§ Information supplied
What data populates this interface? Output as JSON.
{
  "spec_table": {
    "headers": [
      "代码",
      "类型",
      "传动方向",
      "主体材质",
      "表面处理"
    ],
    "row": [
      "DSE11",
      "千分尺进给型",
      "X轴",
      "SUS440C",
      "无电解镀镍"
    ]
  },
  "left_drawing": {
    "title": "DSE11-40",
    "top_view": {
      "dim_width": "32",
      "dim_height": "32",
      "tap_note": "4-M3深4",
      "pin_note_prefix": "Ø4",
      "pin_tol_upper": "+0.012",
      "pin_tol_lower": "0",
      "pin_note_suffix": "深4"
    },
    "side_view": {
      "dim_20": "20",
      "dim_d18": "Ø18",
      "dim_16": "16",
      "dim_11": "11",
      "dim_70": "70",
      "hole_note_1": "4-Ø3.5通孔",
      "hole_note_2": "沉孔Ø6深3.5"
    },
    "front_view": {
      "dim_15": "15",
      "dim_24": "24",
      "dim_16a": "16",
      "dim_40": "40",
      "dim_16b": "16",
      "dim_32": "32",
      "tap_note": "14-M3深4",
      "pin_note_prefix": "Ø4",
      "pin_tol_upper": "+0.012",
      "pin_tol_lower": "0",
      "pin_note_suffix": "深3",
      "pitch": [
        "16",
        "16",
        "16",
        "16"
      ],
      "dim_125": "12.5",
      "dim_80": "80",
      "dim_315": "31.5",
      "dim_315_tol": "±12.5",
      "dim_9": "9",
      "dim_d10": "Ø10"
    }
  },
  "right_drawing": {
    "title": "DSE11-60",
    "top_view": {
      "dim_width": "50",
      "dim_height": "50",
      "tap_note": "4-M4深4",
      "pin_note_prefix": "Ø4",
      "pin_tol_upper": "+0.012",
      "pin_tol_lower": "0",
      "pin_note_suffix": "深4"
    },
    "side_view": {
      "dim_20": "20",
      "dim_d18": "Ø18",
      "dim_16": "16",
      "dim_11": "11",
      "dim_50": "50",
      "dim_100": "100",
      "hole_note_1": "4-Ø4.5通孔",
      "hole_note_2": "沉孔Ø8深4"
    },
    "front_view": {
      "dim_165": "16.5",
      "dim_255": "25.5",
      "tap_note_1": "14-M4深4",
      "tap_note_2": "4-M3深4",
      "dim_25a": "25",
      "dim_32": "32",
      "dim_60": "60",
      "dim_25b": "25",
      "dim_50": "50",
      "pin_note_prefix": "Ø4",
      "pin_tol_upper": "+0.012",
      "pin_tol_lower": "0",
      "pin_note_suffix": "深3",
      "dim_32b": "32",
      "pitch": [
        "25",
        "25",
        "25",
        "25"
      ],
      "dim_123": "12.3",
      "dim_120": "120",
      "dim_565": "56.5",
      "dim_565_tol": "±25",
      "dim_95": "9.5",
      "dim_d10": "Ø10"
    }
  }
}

§ Task objective
Generate an exact reproduction of all entries.

§ Exercise output
What data populates this interface? Output as JSON.
{
  "spec_table": {
    "headers": [
      "代码",
      "类型",
      "传动方向",
      "主体材质",
      "表面处理"
    ],
    "row": [
      "DSE11",
      "千分尺进给型",
      "X轴",
      "SUS440C",
      "无电解镀镍"
    ]
  },
  "left_drawing": {
    "title": "DSE11-40",
    "top_view": {
      "dim_width": "32",
      "dim_height": "32",
      "tap_note": "4-M3深4",
      "pin_note_prefix": "Ø4",
      "pin_tol_upper": "+0.012",
      "pin_tol_lower": "0",
      "pin_note_suffix": "深4"
    },
    "side_view": {
      "dim_20": "20",
      "dim_d18": "Ø18",
      "dim_16": "16",
      "dim_11": "11",
      "dim_70": "70",
      "hole_note_1": "4-Ø3.5通孔",
      "hole_note_2": "沉孔Ø6深3.5"
    },
    "front_view": {
      "dim_15": "15",
      "dim_24": "24",
      "dim_16a": "16",
      "dim_40": "40",
      "dim_16b": "16",
      "dim_32": "32",
      "tap_note": "14-M3深4",
      "pin_note_prefix": "Ø4",
      "pin_tol_upper": "+0.012",
      "pin_tol_lower": "0",
      "pin_note_suffix": "深3",
      "pitch": [
        "16",
        "16",
        "16",
        "16"
      ],
      "dim_125": "12.5",
      "dim_80": "80",
      "dim_315": "31.5",
      "dim_315_tol": "±12.5",
      "dim_9": "9",
      "dim_d10": "Ø10"
    }
  },
  "right_drawing": {
    "title": "DSE11-60",
    "top_view": {
      "dim_width": "50",
      "dim_height": "50",
      "tap_note": "4-M4深4",
      "pin_note_prefix": "Ø4",
      "pin_tol_upper": "+0.012",
      "pin_tol_lower": "0",
      "pin_note_suffix": "深4"
    },
    "side_view": {
      "dim_20": "20",
      "dim_d18": "Ø18",
      "dim_16": "16",
      "dim_11": "11",
      "dim_50": "50",
      "dim_100": "100",
      "hole_note_1": "4-Ø4.5通孔",
      "hole_note_2": "沉孔Ø8深4"
    },
    "front_view": {
      "dim_165": "16.5",
      "dim_255": "25.5",
      "tap_note_1": "14-M4深4",
      "tap_note_2": "4-M3深4",
      "dim_25a": "25",
      "dim_32": "32",
      "dim_60": "60",
      "dim_25b": "25",
      "dim_50": "50",
      "pin_note_prefix": "Ø4",
      "pin_tol_upper": "+0.012",
      "pin_tol_lower": "0",
      "pin_note_suffix": "深3",
      "dim_32b": "32",
      "pitch": [
        "25",
        "25",
        "25",
        "25"
      ],
      "dim_123": "12.3",
      "dim_120": "120",
      "dim_565": "56.5",
      "dim_565_tol": "±25",
      "dim_95": "9.5",
      "dim_d10": "Ø10"
    }
  }
}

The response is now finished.